#### [What to produce]
Compute how many lines in the entries below contain "اعتبارها", and output nothing but the number.

#### [Input rows]
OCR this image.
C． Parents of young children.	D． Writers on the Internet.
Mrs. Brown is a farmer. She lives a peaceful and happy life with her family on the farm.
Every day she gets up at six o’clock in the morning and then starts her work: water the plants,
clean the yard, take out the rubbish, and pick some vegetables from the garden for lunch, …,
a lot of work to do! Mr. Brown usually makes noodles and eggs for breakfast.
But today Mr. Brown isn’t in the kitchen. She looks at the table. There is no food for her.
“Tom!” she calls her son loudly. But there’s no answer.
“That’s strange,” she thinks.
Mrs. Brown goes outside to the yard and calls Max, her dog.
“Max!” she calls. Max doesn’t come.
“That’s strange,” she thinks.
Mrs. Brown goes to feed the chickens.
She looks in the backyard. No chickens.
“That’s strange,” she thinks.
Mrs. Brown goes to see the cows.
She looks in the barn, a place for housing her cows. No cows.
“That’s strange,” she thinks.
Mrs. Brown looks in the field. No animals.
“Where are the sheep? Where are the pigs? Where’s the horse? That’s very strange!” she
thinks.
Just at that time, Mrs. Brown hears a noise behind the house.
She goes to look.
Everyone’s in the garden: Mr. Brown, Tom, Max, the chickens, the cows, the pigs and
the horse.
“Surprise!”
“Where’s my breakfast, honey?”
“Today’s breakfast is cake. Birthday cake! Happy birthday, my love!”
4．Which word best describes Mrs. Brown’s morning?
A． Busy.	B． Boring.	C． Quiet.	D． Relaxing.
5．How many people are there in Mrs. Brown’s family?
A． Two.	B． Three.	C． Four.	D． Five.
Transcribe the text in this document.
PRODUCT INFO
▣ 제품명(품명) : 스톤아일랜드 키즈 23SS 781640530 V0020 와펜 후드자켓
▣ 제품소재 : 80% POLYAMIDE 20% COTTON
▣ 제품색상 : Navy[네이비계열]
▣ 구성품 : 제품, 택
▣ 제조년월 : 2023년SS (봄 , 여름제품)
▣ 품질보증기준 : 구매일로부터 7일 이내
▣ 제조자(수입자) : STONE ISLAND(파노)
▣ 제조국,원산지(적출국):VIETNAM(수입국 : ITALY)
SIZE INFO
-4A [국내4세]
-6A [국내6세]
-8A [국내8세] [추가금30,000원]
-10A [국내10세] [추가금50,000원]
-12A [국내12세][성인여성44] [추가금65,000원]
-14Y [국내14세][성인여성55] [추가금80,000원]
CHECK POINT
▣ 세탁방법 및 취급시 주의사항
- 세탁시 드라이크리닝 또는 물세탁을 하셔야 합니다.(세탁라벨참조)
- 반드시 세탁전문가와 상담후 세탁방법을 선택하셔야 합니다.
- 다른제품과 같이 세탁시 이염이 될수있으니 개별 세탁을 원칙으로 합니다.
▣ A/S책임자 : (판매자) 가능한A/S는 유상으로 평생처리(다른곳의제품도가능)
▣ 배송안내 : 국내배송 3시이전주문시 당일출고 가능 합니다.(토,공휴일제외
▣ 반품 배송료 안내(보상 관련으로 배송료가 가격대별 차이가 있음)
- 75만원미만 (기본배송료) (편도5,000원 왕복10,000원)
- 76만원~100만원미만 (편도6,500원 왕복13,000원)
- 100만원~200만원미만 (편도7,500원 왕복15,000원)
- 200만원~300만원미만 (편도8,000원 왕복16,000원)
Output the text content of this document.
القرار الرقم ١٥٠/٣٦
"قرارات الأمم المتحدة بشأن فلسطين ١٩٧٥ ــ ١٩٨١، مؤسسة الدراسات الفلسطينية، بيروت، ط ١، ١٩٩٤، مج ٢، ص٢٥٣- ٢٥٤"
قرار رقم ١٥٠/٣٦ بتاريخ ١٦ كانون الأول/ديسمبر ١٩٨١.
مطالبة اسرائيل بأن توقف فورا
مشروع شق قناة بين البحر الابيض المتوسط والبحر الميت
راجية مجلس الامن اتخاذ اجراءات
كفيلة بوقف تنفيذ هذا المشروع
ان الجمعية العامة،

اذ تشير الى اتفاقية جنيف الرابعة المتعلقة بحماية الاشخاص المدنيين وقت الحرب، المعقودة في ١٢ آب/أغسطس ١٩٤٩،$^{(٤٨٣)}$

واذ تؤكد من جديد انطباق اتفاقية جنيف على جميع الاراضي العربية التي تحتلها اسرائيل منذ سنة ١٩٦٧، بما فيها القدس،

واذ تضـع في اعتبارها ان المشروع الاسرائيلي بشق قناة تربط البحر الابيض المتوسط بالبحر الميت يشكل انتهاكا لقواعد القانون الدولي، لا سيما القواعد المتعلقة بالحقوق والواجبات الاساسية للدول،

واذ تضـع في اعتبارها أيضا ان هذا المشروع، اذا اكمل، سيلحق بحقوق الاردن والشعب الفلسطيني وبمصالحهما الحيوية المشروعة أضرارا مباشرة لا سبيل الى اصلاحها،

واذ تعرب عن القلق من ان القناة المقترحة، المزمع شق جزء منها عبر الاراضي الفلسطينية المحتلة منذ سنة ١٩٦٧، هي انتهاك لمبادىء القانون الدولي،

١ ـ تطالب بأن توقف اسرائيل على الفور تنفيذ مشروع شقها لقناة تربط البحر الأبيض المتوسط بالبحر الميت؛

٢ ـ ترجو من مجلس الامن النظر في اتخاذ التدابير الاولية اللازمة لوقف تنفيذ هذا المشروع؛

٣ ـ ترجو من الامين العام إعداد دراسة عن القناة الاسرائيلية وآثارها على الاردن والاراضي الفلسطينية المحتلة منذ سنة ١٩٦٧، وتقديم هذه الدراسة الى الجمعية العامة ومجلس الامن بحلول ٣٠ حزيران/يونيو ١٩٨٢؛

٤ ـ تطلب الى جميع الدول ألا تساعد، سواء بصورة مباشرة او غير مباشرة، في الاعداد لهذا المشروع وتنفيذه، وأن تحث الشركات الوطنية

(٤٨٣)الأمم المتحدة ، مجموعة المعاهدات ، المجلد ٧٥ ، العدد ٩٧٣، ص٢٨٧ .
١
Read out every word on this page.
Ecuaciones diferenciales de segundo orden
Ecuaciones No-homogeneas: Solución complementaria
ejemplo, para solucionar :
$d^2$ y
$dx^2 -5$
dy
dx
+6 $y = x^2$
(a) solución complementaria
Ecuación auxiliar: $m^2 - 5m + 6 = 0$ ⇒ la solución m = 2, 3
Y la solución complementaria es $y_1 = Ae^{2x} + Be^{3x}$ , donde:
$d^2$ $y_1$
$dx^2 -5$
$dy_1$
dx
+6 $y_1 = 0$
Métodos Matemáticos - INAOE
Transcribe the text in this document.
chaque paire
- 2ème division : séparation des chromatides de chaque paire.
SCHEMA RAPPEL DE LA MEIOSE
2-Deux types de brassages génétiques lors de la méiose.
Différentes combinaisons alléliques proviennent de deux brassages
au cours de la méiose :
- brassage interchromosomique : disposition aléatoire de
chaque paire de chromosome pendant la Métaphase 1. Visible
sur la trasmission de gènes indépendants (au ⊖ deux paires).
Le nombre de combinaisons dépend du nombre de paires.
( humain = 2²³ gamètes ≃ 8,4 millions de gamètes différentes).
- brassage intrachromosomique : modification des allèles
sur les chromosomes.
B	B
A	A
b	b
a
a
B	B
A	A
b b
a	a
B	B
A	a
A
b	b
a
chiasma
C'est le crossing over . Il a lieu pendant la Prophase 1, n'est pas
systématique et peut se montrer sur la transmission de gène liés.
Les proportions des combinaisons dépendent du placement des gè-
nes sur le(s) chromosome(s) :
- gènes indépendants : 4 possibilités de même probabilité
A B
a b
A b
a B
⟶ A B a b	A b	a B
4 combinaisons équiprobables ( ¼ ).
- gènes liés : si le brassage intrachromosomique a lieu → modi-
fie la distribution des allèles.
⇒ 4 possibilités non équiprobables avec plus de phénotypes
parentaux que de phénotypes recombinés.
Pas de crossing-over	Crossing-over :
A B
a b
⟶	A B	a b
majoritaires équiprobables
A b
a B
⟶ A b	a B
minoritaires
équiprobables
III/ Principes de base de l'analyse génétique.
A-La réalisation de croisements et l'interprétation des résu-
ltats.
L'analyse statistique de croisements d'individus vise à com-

#### [Response]
2